Copy the listing verbatim, starting at its first line and stopping after the line that contains "wire: right amp links [276,197,299,219]".

#### [Records]
........
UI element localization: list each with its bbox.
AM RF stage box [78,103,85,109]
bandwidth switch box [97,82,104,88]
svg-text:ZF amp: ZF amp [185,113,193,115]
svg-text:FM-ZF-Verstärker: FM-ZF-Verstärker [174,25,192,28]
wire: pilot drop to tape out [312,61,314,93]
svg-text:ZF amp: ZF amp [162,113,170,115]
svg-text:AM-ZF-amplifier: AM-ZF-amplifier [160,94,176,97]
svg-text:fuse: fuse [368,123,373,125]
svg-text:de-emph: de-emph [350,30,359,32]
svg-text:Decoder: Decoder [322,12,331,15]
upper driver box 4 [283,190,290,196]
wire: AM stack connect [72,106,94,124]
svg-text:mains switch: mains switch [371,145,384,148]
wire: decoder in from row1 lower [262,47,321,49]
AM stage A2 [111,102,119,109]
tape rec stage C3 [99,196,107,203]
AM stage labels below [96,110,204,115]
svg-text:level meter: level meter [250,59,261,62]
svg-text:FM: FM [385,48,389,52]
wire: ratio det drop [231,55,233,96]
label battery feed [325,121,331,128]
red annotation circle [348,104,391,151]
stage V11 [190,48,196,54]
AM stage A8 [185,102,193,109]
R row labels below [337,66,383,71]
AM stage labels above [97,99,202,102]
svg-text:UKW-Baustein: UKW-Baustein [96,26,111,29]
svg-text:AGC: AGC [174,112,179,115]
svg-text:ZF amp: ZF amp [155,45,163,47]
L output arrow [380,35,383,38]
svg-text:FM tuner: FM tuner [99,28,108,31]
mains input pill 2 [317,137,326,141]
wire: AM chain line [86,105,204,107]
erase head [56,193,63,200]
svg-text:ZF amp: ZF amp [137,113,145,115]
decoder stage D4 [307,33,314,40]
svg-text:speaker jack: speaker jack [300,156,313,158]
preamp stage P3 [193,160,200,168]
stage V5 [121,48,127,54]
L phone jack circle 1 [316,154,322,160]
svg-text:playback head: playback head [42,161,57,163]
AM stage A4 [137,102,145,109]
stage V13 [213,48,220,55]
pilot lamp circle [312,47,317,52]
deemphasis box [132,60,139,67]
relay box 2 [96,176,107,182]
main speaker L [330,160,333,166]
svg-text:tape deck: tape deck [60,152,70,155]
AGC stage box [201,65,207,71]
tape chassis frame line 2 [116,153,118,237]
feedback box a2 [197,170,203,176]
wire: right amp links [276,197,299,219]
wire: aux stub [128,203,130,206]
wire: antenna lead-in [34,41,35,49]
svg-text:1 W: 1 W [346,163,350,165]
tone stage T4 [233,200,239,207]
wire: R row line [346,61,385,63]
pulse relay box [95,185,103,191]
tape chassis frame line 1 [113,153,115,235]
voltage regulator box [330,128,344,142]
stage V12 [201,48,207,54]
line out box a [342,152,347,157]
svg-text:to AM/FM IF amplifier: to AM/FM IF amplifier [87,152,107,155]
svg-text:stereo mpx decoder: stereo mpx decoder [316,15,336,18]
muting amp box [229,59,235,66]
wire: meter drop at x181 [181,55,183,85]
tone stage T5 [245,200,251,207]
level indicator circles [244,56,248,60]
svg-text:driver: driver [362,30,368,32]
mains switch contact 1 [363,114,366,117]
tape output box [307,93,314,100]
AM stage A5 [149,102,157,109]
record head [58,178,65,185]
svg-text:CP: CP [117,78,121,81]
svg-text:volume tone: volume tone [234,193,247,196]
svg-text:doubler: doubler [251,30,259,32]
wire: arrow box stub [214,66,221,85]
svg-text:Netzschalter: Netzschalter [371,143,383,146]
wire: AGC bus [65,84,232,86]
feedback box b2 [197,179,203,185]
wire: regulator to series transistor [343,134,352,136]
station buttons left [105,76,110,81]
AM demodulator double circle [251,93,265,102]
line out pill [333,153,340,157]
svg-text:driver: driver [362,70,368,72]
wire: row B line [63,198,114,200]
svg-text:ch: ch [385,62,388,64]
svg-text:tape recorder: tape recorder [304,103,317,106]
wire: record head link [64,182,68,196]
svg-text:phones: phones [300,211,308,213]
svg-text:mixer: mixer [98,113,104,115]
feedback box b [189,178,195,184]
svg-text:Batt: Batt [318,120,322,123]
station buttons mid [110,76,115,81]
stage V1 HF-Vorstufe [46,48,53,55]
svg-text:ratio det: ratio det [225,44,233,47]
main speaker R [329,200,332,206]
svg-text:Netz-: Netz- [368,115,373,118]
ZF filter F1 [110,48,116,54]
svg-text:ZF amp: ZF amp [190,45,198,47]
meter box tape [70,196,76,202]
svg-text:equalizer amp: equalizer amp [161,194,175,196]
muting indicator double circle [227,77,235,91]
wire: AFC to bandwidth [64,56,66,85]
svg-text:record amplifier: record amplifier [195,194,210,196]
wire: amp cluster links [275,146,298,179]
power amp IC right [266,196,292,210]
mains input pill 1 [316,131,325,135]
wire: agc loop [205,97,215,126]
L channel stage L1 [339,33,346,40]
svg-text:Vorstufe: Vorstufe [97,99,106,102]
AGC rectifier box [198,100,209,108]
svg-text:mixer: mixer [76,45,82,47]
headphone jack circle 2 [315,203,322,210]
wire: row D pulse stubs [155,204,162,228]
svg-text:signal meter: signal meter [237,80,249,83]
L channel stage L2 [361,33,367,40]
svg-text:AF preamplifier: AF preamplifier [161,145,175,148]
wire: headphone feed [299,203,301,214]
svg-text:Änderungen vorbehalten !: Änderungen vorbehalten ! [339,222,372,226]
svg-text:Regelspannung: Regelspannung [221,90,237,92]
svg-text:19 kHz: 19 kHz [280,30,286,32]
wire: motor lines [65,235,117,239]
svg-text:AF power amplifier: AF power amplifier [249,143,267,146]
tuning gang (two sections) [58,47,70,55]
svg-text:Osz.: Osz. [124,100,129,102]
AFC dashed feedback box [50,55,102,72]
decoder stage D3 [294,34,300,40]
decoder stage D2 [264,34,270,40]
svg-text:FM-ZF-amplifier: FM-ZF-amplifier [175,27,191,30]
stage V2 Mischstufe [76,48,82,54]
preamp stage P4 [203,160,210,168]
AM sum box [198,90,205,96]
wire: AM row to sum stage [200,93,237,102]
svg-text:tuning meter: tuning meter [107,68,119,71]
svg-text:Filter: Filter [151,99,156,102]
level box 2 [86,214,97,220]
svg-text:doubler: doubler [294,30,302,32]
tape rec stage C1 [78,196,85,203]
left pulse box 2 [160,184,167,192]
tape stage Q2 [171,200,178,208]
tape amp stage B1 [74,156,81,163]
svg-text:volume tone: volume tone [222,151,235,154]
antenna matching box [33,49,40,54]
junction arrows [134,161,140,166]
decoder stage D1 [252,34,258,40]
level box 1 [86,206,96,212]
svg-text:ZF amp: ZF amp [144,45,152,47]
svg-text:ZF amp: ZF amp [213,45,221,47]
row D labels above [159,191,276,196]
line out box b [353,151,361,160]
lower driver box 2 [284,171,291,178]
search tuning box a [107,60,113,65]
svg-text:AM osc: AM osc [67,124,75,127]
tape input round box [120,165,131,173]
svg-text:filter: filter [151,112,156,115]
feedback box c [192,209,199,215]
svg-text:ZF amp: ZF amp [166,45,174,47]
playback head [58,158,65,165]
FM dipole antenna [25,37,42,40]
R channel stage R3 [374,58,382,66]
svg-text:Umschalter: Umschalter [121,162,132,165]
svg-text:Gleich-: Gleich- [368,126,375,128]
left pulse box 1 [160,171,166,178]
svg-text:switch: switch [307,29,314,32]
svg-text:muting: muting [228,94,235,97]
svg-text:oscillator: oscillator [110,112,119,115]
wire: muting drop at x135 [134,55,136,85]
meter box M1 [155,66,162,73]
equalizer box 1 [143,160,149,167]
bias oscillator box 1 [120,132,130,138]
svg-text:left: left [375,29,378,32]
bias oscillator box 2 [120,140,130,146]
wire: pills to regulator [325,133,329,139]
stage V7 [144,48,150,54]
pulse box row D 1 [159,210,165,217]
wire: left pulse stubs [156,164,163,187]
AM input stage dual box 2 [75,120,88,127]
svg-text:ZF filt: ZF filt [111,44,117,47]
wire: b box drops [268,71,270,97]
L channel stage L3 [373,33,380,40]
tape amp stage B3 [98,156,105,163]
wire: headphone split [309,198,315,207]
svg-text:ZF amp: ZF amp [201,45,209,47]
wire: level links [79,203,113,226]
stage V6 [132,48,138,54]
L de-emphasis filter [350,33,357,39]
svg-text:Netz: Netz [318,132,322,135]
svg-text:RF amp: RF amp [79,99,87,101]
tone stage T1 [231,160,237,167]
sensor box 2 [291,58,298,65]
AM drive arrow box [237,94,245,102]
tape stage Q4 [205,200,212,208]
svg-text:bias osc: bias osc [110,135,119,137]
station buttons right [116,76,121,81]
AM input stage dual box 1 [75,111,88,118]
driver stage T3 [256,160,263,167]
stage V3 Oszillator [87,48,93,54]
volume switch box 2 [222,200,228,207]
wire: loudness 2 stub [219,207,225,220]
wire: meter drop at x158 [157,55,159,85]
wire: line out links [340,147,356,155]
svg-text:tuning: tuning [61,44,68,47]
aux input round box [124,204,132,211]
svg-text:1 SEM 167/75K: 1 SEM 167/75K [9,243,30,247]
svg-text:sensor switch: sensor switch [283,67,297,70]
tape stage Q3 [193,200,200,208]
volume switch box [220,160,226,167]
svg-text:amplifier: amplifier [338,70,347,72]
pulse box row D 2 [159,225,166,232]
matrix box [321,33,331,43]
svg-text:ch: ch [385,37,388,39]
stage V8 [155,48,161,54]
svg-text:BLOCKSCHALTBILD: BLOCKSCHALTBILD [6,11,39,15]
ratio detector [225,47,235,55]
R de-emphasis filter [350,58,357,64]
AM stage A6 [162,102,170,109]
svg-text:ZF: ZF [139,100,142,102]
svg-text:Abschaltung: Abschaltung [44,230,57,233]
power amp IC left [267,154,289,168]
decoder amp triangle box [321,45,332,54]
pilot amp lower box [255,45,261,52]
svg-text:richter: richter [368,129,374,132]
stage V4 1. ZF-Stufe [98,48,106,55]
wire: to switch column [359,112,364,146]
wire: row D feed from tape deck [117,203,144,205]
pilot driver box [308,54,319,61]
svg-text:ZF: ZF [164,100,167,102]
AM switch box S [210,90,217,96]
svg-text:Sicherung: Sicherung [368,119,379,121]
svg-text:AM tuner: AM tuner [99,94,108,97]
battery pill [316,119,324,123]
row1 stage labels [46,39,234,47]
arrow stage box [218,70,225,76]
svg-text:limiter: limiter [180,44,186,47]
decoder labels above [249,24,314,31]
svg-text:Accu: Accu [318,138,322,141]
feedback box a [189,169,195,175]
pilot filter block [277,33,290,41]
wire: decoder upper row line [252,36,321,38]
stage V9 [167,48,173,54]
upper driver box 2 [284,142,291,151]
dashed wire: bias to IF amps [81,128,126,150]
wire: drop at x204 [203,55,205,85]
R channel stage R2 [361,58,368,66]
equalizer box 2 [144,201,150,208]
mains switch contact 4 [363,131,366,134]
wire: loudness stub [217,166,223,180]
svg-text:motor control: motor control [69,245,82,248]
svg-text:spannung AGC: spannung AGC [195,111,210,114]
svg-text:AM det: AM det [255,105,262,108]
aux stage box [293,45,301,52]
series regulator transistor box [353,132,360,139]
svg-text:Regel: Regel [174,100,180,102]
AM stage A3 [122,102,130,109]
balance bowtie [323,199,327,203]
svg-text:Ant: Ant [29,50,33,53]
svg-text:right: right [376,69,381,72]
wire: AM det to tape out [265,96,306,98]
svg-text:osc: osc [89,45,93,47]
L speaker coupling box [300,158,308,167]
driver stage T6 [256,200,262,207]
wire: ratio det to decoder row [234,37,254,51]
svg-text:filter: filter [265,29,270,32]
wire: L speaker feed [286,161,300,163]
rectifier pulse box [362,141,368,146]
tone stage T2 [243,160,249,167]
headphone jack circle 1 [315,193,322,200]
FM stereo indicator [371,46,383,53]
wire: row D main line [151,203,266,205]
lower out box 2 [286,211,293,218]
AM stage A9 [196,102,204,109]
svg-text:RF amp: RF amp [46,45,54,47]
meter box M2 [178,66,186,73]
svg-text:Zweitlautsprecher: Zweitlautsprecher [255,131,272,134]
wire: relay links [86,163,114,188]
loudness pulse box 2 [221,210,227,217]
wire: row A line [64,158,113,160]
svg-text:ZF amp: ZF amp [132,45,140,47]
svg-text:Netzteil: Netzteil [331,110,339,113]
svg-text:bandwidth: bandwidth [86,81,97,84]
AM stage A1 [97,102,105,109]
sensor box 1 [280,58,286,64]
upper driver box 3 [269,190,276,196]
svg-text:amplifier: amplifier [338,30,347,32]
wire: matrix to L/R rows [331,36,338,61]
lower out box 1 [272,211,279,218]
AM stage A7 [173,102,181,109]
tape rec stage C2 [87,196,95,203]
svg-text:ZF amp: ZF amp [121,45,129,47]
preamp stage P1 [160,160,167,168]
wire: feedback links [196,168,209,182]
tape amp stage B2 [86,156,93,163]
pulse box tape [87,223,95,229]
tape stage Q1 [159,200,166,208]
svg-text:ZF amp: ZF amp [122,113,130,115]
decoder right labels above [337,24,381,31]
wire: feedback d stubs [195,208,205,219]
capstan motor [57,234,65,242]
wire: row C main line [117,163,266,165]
........
#### [Full output]
UI element localization: list each with its bbox.
AM RF stage box [78,103,85,109]
bandwidth switch box [97,82,104,88]
svg-text:ZF amp: ZF amp [185,113,193,115]
svg-text:FM-ZF-Verstärker: FM-ZF-Verstärker [174,25,192,28]
wire: pilot drop to tape out [312,61,314,93]
svg-text:ZF amp: ZF amp [162,113,170,115]
svg-text:AM-ZF-amplifier: AM-ZF-amplifier [160,94,176,97]
svg-text:fuse: fuse [368,123,373,125]
svg-text:de-emph: de-emph [350,30,359,32]
svg-text:Decoder: Decoder [322,12,331,15]
upper driver box 4 [283,190,290,196]
wire: AM stack connect [72,106,94,124]
svg-text:mains switch: mains switch [371,145,384,148]
wire: decoder in from row1 lower [262,47,321,49]
AM stage A2 [111,102,119,109]
tape rec stage C3 [99,196,107,203]
AM stage labels below [96,110,204,115]
svg-text:level meter: level meter [250,59,261,62]
svg-text:FM: FM [385,48,389,52]
wire: ratio det drop [231,55,233,96]
label battery feed [325,121,331,128]
red annotation circle [348,104,391,151]
stage V11 [190,48,196,54]
AM stage A8 [185,102,193,109]
R row labels below [337,66,383,71]
AM stage labels above [97,99,202,102]
svg-text:UKW-Baustein: UKW-Baustein [96,26,111,29]
svg-text:AGC: AGC [174,112,179,115]
svg-text:ZF amp: ZF amp [155,45,163,47]
L output arrow [380,35,383,38]
svg-text:FM tuner: FM tuner [99,28,108,31]
mains input pill 2 [317,137,326,141]
wire: AM chain line [86,105,204,107]
erase head [56,193,63,200]
svg-text:ZF amp: ZF amp [137,113,145,115]
decoder stage D4 [307,33,314,40]
svg-text:speaker jack: speaker jack [300,156,313,158]
preamp stage P3 [193,160,200,168]
stage V5 [121,48,127,54]
L phone jack circle 1 [316,154,322,160]
svg-text:playback head: playback head [42,161,57,163]
AM stage A4 [137,102,145,109]
stage V13 [213,48,220,55]
pilot lamp circle [312,47,317,52]
deemphasis box [132,60,139,67]
relay box 2 [96,176,107,182]
main speaker L [330,160,333,166]
svg-text:tape deck: tape deck [60,152,70,155]
AGC stage box [201,65,207,71]
tape chassis frame line 2 [116,153,118,237]
feedback box a2 [197,170,203,176]
wire: right amp links [276,197,299,219]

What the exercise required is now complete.